- _THE EXERCISE_
Exclude the pictures and retype the entries as written.

Excerpts from a figure dataset
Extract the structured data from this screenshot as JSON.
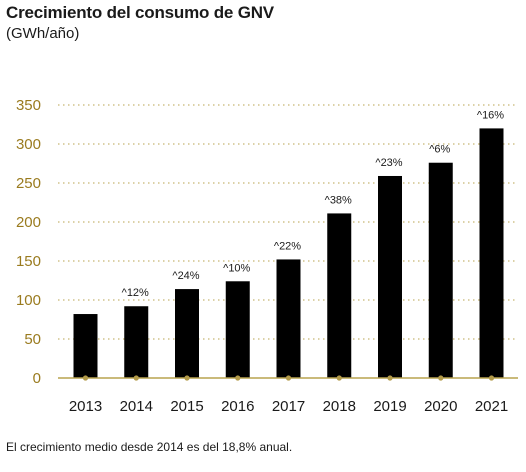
{
  "header": {
    "title": "Crecimiento del consumo de GNV",
    "subtitle": "(GWh/año)"
  },
  "footnote": "El crecimiento medio desde 2014 es del 18,8% anual.",
  "colors": {
    "bar": "#000000",
    "axis": "#b8a34f",
    "grid": "#b8a34f",
    "tick_label": "#9a7b1f",
    "marker": "#b39b4a"
  },
  "chart_data": {
    "type": "bar",
    "title": "Crecimiento del consumo de GNV",
    "subtitle": "(GWh/año)",
    "xlabel": "",
    "ylabel": "",
    "categories": [
      "2013",
      "2014",
      "2015",
      "2016",
      "2017",
      "2018",
      "2019",
      "2020",
      "2021"
    ],
    "values": [
      82,
      92,
      114,
      124,
      152,
      211,
      259,
      276,
      320
    ],
    "data_labels": [
      "",
      "^12%",
      "^24%",
      "^10%",
      "^22%",
      "^38%",
      "^23%",
      "^6%",
      "^16%"
    ],
    "ylim": [
      0,
      350
    ],
    "yticks": [
      0,
      50,
      100,
      150,
      200,
      250,
      300,
      350
    ],
    "grid": true,
    "grid_style": "dotted",
    "legend": "none"
  }
}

- _REPLY_
Extract the structured data from this screenshot as JSON.
{
  "header": {
    "title": "Crecimiento del consumo de GNV",
    "subtitle": "(GWh/año)"
  },
  "footnote": "El crecimiento medio desde 2014 es del 18,8% anual.",
  "colors": {
    "bar": "#000000",
    "axis": "#b8a34f",
    "grid": "#b8a34f",
    "tick_label": "#9a7b1f",
    "marker": "#b39b4a"
  },
  "chart_data": {
    "type": "bar",
    "title": "Crecimiento del consumo de GNV",
    "subtitle": "(GWh/año)",
    "xlabel": "",
    "ylabel": "",
    "categories": [
      "2013",
      "2014",
      "2015",
      "2016",
      "2017",
      "2018",
      "2019",
      "2020",
      "2021"
    ],
    "values": [
      82,
      92,
      114,
      124,
      152,
      211,
      259,
      276,
      320
    ],
    "data_labels": [
      "",
      "^12%",
      "^24%",
      "^10%",
      "^22%",
      "^38%",
      "^23%",
      "^6%",
      "^16%"
    ],
    "ylim": [
      0,
      350
    ],
    "yticks": [
      0,
      50,
      100,
      150,
      200,
      250,
      300,
      350
    ],
    "grid": true,
    "grid_style": "dotted",
    "legend": "none"
  }
}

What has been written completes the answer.